:: Data rows

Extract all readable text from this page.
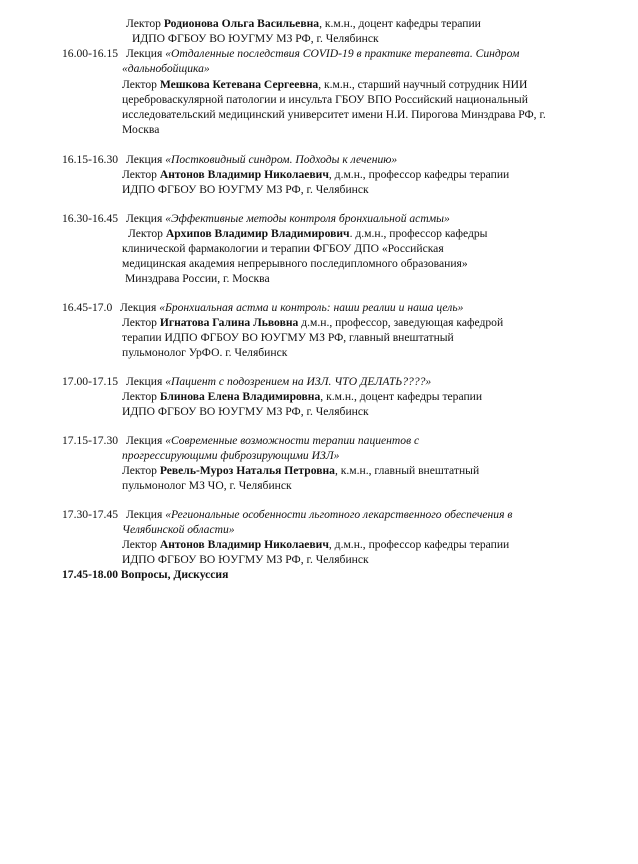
Лектор Родионова Ольга Васильевна, к.м.н., доцент кафедры терапии
ИДПО ФГБОУ ВО ЮУГМУ МЗ РФ, г. Челябинск
16.00-16.15 Лекция «Отдаленные последствия COVID-19 в практике терапевта. Синдром
«дальнобойщика»
Лектор Мешкова Кетевана Сергеевна, к.м.н., старший научный сотрудник НИИ
цереброваскулярной патологии и инсульта ГБОУ ВПО Российский национальный
исследовательский медицинский университет имени Н.И. Пирогова Минздрава РФ, г.
Москва
16.15-16.30 Лекция «Постковидный синдром. Подходы к лечению»
Лектор Антонов Владимир Николаевич, д.м.н., профессор кафедры терапии
ИДПО ФГБОУ ВО ЮУГМУ МЗ РФ, г. Челябинск
16.30-16.45 Лекция «Эффективные методы контроля бронхиальной астмы»
Лектор Архипов Владимир Владимирович. д.м.н., профессор кафедры
клинической фармакологии и терапии ФГБОУ ДПО «Российская
медицинская академия непрерывного последипломного образования»
Минздрава России, г. Москва
16.45-17.0 Лекция «Бронхиальная астма и контроль: наши реалии и наша цель»
Лектор Игнатова Галина Львовна д.м.н., профессор, заведующая кафедрой
терапии ИДПО ФГБОУ ВО ЮУГМУ МЗ РФ, главный внештатный
пульмонолог УрФО. г. Челябинск
17.00-17.15 Лекция «Пациент с подозрением на ИЗЛ. ЧТО ДЕЛАТЬ????»
Лектор Блинова Елена Владимировна, к.м.н., доцент кафедры терапии
ИДПО ФГБОУ ВО ЮУГМУ МЗ РФ, г. Челябинск
17.15-17.30 Лекция «Современные возможности терапии пациентов с
прогрессирующими фиброзирующими ИЗЛ»
Лектор Ревель-Муроз Наталья Петровна, к.м.н., главный внештатный
пульмонолог МЗ ЧО, г. Челябинск
17.30-17.45 Лекция «Региональные особенности льготного лекарственного обеспечения в
Челябинской области»
Лектор Антонов Владимир Николаевич, д.м.н., профессор кафедры терапии
ИДПО ФГБОУ ВО ЮУГМУ МЗ РФ, г. Челябинск
17.45-18.00 Вопросы, Дискуссия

::::

**Instruction:** Check all the records above and select each line where the string "пульмонолог" is found.

**Written response:**
пульмонолог УрФО. г. Челябинск
пульмонолог МЗ ЧО, г. Челябинск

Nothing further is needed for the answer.